** Start **
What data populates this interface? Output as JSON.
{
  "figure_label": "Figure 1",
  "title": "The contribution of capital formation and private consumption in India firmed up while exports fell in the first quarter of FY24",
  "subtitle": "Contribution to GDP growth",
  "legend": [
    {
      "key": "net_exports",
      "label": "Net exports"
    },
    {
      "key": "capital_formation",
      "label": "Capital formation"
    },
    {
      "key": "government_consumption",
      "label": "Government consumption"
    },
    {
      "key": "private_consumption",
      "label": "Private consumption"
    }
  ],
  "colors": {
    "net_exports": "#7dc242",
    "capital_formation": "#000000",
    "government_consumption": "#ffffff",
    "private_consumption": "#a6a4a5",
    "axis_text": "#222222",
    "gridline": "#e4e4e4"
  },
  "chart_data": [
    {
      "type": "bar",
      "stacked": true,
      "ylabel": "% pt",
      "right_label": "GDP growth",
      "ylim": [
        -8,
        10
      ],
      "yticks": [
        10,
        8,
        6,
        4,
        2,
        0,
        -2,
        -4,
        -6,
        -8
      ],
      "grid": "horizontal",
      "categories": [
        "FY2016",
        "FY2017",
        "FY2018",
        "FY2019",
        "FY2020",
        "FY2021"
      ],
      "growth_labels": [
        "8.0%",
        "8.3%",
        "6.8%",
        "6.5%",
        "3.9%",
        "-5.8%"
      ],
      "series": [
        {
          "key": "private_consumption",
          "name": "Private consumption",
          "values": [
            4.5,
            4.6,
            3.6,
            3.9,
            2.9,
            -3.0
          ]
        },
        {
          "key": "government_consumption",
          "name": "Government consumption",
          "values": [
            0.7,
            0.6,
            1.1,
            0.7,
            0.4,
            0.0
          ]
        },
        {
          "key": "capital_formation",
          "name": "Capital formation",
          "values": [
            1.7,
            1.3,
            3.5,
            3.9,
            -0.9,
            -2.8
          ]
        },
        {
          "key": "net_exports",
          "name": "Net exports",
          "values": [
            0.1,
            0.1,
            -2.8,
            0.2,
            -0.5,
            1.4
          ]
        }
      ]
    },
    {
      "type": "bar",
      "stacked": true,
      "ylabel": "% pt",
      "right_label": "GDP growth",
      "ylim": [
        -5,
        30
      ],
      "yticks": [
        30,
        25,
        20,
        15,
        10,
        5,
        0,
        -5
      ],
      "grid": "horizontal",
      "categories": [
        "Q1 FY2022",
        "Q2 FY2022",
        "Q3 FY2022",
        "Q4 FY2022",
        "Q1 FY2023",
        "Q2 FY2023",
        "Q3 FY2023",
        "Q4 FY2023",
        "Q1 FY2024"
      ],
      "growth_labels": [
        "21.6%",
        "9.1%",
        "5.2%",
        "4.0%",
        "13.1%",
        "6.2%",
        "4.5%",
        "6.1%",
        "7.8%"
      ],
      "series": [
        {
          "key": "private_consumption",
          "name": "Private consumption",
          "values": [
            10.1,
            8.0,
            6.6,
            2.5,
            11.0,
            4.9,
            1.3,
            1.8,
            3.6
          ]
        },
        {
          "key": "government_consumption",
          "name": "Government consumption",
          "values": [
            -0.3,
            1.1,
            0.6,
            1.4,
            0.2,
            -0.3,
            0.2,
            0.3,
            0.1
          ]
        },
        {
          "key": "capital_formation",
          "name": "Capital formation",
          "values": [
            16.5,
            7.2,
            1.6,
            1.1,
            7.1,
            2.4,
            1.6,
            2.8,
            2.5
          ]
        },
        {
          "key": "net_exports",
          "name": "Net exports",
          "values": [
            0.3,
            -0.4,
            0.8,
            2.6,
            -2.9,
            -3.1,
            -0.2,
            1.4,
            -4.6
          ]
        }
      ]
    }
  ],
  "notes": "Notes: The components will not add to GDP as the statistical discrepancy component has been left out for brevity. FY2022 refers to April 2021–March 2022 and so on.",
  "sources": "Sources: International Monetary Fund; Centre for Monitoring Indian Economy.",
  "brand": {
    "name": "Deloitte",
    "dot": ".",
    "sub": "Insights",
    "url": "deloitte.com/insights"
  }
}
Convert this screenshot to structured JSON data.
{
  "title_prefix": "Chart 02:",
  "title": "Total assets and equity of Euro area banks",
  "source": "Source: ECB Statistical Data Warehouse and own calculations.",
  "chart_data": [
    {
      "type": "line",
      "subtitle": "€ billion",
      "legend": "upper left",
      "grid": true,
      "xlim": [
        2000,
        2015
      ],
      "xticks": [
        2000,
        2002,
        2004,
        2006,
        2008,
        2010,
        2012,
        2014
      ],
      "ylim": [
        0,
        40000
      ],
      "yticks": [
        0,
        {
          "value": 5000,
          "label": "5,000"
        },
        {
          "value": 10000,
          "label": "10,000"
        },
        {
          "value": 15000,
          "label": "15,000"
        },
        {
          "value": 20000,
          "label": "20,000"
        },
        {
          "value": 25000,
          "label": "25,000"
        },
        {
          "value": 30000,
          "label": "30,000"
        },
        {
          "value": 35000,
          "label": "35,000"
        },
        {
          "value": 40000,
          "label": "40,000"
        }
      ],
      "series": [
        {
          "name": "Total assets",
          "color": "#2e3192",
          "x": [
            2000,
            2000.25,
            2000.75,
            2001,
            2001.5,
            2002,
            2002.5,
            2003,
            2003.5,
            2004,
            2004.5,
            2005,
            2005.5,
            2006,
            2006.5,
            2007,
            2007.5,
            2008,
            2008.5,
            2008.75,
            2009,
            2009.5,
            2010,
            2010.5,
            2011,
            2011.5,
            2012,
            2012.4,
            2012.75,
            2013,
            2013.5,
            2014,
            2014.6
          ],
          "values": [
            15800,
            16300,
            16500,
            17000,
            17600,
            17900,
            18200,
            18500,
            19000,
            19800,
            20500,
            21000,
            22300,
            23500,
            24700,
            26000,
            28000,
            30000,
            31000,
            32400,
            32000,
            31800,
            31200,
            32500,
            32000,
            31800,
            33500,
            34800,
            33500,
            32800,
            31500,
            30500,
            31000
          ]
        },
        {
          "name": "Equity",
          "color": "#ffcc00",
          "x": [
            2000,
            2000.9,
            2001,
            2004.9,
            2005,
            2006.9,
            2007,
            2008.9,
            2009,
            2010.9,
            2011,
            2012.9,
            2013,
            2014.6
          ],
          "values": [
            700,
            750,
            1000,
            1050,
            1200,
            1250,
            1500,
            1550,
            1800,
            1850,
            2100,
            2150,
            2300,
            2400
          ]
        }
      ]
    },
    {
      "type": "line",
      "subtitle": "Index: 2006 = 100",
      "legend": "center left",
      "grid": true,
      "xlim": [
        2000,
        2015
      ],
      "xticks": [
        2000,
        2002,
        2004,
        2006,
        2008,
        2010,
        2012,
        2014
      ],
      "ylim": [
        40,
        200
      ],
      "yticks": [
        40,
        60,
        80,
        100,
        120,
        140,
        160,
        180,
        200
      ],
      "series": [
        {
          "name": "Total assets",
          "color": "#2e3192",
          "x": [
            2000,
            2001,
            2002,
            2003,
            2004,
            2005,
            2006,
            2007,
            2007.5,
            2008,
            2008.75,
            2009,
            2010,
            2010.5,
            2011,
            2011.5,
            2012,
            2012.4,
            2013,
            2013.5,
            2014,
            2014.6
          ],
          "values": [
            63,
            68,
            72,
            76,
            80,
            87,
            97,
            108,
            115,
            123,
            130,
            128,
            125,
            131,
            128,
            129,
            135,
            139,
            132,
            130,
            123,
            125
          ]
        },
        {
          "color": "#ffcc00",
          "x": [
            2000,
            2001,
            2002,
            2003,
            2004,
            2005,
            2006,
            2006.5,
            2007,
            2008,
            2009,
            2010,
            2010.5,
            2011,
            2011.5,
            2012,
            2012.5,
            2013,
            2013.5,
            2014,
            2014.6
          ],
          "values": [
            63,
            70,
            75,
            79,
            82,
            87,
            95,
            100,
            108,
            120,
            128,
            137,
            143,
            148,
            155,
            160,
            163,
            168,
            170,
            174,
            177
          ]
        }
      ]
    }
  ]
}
** End **
Every line holding "this" should be copied out.

What data populates this interface? Output as JSON.
Convert this screenshot to structured JSON data.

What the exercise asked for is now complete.